What to produce -> Return the records exactly as they are.

Dataset records ->
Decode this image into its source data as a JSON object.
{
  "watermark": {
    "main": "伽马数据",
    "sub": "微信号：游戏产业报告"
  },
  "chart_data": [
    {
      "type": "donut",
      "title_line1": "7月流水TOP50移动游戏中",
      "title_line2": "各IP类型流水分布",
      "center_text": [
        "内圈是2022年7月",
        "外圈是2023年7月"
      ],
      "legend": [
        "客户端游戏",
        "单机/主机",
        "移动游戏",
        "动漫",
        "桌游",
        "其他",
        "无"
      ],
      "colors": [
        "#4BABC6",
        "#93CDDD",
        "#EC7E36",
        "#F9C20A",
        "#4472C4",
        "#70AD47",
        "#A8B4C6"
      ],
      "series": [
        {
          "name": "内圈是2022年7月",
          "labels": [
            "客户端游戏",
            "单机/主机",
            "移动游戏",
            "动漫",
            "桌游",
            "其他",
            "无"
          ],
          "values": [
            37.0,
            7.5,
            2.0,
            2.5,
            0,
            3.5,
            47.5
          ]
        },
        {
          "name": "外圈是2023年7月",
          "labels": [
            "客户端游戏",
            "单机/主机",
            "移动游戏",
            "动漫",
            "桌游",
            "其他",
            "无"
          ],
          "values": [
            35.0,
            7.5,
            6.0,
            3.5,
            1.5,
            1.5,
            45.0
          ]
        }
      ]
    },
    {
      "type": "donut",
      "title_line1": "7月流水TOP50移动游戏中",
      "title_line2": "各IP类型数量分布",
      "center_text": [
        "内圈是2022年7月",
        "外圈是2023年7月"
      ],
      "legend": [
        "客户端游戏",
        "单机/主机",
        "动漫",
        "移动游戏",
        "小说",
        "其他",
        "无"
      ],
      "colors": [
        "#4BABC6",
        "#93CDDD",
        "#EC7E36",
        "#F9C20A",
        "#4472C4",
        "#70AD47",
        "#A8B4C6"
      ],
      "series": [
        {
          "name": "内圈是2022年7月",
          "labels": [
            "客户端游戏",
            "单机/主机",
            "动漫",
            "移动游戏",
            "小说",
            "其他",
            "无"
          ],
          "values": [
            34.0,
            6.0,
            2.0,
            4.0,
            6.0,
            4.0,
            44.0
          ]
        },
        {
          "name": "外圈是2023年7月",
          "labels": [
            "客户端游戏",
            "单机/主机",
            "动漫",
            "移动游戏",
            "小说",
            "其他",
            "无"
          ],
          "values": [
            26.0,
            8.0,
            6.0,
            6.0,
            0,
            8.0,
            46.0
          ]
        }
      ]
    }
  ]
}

Exercise solution ->
Decode this image into its source data as a JSON object.
{
  "watermark": {
    "main": "伽马数据",
    "sub": "微信号：游戏产业报告"
  },
  "chart_data": [
    {
      "type": "donut",
      "title_line1": "7月流水TOP50移动游戏中",
      "title_line2": "各IP类型流水分布",
      "center_text": [
        "内圈是2022年7月",
        "外圈是2023年7月"
      ],
      "legend": [
        "客户端游戏",
        "单机/主机",
        "移动游戏",
        "动漫",
        "桌游",
        "其他",
        "无"
      ],
      "colors": [
        "#4BABC6",
        "#93CDDD",
        "#EC7E36",
        "#F9C20A",
        "#4472C4",
        "#70AD47",
        "#A8B4C6"
      ],
      "series": [
        {
          "name": "内圈是2022年7月",
          "labels": [
            "客户端游戏",
            "单机/主机",
            "移动游戏",
            "动漫",
            "桌游",
            "其他",
            "无"
          ],
          "values": [
            37.0,
            7.5,
            2.0,
            2.5,
            0,
            3.5,
            47.5
          ]
        },
        {
          "name": "外圈是2023年7月",
          "labels": [
            "客户端游戏",
            "单机/主机",
            "移动游戏",
            "动漫",
            "桌游",
            "其他",
            "无"
          ],
          "values": [
            35.0,
            7.5,
            6.0,
            3.5,
            1.5,
            1.5,
            45.0
          ]
        }
      ]
    },
    {
      "type": "donut",
      "title_line1": "7月流水TOP50移动游戏中",
      "title_line2": "各IP类型数量分布",
      "center_text": [
        "内圈是2022年7月",
        "外圈是2023年7月"
      ],
      "legend": [
        "客户端游戏",
        "单机/主机",
        "动漫",
        "移动游戏",
        "小说",
        "其他",
        "无"
      ],
      "colors": [
        "#4BABC6",
        "#93CDDD",
        "#EC7E36",
        "#F9C20A",
        "#4472C4",
        "#70AD47",
        "#A8B4C6"
      ],
      "series": [
        {
          "name": "内圈是2022年7月",
          "labels": [
            "客户端游戏",
            "单机/主机",
            "动漫",
            "移动游戏",
            "小说",
            "其他",
            "无"
          ],
          "values": [
            34.0,
            6.0,
            2.0,
            4.0,
            6.0,
            4.0,
            44.0
          ]
        },
        {
          "name": "外圈是2023年7月",
          "labels": [
            "客户端游戏",
            "单机/主机",
            "动漫",
            "移动游戏",
            "小说",
            "其他",
            "无"
          ],
          "values": [
            26.0,
            8.0,
            6.0,
            6.0,
            0,
            8.0,
            46.0
          ]
        }
      ]
    }
  ]
}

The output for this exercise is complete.